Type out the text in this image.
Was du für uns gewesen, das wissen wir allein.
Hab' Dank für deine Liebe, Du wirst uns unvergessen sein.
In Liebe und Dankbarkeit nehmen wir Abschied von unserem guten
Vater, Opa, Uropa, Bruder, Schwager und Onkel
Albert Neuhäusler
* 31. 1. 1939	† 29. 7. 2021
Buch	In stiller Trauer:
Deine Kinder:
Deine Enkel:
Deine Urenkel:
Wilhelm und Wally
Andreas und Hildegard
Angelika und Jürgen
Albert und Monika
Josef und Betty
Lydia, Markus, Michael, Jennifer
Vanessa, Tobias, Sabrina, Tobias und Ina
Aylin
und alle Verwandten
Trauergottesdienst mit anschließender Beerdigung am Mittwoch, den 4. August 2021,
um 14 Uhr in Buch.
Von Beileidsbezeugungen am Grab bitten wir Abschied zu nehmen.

________________

*WHAT YOU HAVE TO DO:* Print the entries exactly. Include every one.

*TASK SOLUTION:*
Type out the text in this image.
Was du für uns gewesen, das wissen wir allein.
Hab' Dank für deine Liebe, Du wirst uns unvergessen sein.
In Liebe und Dankbarkeit nehmen wir Abschied von unserem guten
Vater, Opa, Uropa, Bruder, Schwager und Onkel
Albert Neuhäusler
* 31. 1. 1939	† 29. 7. 2021
Buch	In stiller Trauer:
Deine Kinder:
Deine Enkel:
Deine Urenkel:
Wilhelm und Wally
Andreas und Hildegard
Angelika und Jürgen
Albert und Monika
Josef und Betty
Lydia, Markus, Michael, Jennifer
Vanessa, Tobias, Sabrina, Tobias und Ina
Aylin
und alle Verwandten
Trauergottesdienst mit anschließender Beerdigung am Mittwoch, den 4. August 2021,
um 14 Uhr in Buch.
Von Beileidsbezeugungen am Grab bitten wir Abschied zu nehmen.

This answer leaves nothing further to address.